> PROBLEMS TO SOLVE
1. In the baseball links post, how far under .500 were the Giants for the month of July?
2. Pull out the part of the baseball links post starting at "Who'll be sent" and ending at "get the joke.", word for word.

> PROVIDED TEXT
/spends the morning watching The Fisher King
Jake Peavy's career saved by a surgical first
It would be a hacky and obvious joke to suggest that he have another surgery to learn how to win, so obviously I don't have any other ideas. But it's interesting (to me, at least, and you're all stuck reading me, unless you were to somehow skip my words and start talking about lunch in the comments) that Peavy got an unnatural advantage to his game in the form of a surgery that wouldn't have even been performed ten years ago. But you know what's really performance enhancing? Drugs. Not the ones you take to recover from surgery, but, you know, the other ones.
Consumers Win Right to Trial vs MLB Over Blackouts
We've talked a little bit about MLB Advanced Media's dumb blackout rules here (this is where a link to that should be, but I'm lazy, so instead, enjoy a lion and dachshund being friends), and now a group of mlb.tv and Extra Innings customers are suing MLB for the blackouts of their team's home games when they're in the broadcast area. The good news is that the people who are suing are Little Guys facing off against the Big Faceless Corporation. And since underdogs always win in movies, I think this thing is already settled.
The Month That Was: Home Woes, Bum Slams, Rolling Relievers, Dropped Seeds, Dancing Hunter Pence And More
Pavs's July recap of the Giants has lots of fun memories, including the game where the offense and pitching both actually did their jobs, that time when we had all that adorable hope, and also perpetual neverending despair. Even with all that, though, the Giants were just two games under .500 for the month, which is honestly not the continuous thunderstorm of poop that we seem to have been experiencing for two hellish months.
Who'll be sent packing as season hits the home stretch?
We're all obviously rooting for Kevin Towers and Kirk Gibson to be fired, because they're terrible, but what about Kevin Towers and Kirk Gibson? Commons decency and sense dictate that they shouldn't have jobs next year, since they're the worst front office duo this side of Kevin Towers and Kirk Gibson. Still, don't discount the first firings being Kevin Towers and I think you get the joke.
Robin Williams on the SF Giants, baseball and Candlestick Park vs. Pac Bell Park
During the World Series in 2003, Robin Williams was briefly interviewed about the teams involved, the stadiums, and the differences between Candlestick and what was then called Pac Bell Park. He tosses off more great jokes in probably five minutes than I've managed doing this for five months because of course he does.

> LISTED RECORDS
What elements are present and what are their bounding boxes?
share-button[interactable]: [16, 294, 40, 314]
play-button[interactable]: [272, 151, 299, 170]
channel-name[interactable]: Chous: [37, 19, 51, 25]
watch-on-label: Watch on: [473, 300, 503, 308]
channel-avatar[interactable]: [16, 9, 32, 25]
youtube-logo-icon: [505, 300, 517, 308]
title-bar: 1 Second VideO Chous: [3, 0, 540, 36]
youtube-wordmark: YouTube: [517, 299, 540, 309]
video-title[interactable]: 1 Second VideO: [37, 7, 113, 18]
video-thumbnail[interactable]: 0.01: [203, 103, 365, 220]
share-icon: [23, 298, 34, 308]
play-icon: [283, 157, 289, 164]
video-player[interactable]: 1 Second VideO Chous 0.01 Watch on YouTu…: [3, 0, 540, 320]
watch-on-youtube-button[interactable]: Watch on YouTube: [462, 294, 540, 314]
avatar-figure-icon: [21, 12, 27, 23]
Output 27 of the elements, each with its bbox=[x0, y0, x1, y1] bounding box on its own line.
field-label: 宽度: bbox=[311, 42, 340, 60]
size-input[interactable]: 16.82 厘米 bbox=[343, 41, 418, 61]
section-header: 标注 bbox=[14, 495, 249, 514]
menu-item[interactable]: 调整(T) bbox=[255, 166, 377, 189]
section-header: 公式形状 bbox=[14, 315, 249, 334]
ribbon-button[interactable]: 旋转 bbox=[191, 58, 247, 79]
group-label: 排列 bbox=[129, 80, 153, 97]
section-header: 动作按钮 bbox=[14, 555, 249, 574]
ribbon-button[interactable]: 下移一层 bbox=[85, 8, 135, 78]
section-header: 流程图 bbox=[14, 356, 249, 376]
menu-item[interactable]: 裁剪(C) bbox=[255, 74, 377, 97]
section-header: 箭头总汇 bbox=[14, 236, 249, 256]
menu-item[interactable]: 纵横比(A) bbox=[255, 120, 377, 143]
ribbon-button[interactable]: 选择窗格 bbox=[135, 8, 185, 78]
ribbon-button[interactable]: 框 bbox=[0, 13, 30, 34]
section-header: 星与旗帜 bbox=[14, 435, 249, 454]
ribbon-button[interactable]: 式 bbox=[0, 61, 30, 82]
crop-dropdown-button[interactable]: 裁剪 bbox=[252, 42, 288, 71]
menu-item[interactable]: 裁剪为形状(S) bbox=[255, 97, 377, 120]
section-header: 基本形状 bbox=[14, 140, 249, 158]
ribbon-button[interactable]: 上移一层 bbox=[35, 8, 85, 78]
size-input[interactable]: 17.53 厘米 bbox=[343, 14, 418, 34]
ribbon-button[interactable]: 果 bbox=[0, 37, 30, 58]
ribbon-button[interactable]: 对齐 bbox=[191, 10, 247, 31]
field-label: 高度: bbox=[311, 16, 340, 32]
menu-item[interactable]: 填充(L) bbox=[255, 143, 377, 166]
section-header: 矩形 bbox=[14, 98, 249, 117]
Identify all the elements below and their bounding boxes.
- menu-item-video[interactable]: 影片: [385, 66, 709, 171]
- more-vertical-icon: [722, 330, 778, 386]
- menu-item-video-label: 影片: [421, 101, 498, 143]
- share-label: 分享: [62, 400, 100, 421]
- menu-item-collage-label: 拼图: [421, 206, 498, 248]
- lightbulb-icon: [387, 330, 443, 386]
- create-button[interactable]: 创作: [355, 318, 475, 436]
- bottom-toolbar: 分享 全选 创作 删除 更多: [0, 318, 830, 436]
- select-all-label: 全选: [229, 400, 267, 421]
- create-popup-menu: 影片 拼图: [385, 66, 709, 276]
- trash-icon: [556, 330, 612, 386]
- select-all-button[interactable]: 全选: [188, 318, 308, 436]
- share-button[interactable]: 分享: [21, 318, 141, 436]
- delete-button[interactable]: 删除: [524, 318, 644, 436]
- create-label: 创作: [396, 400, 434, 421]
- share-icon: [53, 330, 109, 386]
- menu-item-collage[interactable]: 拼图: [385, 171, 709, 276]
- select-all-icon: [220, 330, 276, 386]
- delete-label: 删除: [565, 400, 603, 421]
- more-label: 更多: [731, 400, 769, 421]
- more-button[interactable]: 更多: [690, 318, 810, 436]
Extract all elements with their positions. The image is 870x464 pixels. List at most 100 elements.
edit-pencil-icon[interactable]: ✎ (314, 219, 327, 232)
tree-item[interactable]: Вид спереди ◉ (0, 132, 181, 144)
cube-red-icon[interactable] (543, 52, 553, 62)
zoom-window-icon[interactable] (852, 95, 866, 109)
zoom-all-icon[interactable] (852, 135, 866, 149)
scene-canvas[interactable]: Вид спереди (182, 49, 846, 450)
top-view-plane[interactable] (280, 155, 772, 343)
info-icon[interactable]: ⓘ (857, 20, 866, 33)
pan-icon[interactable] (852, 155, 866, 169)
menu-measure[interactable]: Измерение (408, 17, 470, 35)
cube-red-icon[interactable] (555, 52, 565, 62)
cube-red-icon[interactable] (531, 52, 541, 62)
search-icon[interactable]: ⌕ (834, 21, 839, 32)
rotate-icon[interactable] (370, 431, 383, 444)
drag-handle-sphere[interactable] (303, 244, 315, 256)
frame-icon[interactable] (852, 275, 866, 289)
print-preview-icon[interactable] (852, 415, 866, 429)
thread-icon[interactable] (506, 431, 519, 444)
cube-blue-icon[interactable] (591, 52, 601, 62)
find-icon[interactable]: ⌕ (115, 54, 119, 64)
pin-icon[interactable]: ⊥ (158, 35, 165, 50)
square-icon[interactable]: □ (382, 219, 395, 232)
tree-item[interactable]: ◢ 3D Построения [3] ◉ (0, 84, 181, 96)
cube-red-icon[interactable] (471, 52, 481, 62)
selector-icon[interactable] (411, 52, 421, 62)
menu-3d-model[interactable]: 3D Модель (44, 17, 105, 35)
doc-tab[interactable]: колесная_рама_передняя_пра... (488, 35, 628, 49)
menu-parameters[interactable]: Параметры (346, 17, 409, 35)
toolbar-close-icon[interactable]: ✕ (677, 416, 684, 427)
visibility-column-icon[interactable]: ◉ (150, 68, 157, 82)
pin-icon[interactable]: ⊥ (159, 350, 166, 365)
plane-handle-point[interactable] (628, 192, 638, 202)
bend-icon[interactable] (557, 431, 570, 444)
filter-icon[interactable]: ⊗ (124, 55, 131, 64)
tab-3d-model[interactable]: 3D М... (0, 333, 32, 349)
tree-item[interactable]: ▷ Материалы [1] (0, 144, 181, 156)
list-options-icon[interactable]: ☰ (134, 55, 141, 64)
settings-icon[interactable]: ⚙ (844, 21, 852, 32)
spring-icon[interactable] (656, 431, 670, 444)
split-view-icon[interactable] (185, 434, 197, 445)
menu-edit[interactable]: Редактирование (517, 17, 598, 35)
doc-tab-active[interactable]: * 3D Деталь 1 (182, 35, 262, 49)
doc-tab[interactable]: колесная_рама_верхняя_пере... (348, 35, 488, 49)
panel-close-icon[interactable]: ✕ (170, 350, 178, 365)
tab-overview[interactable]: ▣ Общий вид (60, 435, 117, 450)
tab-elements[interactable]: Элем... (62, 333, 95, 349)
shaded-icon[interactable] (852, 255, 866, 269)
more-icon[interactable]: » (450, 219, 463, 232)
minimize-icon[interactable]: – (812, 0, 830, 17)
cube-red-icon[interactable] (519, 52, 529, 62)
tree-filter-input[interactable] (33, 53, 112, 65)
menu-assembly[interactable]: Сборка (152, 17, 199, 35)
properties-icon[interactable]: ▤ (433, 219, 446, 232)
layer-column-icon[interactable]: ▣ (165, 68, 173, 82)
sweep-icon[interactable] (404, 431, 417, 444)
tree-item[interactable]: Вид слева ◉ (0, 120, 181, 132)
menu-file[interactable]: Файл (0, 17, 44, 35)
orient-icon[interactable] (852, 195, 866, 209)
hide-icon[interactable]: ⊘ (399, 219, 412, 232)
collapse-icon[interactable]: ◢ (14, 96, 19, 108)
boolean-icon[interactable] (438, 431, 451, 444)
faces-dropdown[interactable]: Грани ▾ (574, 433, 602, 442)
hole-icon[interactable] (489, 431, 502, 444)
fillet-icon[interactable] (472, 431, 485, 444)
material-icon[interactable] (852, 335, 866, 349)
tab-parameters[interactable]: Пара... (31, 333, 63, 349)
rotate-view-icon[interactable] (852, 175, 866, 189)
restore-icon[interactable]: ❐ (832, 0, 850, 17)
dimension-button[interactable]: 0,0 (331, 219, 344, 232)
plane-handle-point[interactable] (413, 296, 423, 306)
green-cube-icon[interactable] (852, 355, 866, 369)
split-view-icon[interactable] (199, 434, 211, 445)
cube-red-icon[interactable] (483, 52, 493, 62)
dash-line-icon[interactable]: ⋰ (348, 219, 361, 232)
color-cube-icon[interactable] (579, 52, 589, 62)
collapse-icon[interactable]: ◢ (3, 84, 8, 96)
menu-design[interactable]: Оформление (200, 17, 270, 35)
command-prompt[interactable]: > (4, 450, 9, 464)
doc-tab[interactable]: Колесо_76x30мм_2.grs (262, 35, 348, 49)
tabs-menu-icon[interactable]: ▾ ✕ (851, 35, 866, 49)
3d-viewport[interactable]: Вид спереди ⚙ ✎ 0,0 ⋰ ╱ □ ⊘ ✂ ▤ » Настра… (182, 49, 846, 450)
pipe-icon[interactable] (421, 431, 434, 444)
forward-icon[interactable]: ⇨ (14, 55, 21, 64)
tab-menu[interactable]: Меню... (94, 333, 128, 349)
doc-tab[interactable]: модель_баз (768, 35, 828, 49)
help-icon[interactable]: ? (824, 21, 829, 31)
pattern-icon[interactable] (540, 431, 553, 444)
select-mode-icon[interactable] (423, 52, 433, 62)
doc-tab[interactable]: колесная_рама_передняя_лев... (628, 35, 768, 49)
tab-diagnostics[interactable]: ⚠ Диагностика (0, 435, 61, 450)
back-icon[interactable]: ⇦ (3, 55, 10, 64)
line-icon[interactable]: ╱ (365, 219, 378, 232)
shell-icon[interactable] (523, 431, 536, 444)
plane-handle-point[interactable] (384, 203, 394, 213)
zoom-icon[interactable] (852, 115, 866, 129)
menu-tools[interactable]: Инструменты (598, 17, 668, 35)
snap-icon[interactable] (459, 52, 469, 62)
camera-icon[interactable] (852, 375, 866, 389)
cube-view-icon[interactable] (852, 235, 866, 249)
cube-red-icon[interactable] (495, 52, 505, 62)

> LIST OF ANSWERS
1. Two games under .500.

2.
Who'll be sent packing as season hits the home stretch?
We're all obviously rooting for Kevin Towers and Kirk Gibson to be fired, because they're terrible, but what about Kevin Towers and Kirk Gibson? Commons decency and sense dictate that they shouldn't have jobs next year, since they're the worst front office duo this side of Kevin Towers and Kirk Gibson. Still, don't discount the first firings being Kevin Towers and I think you get the joke.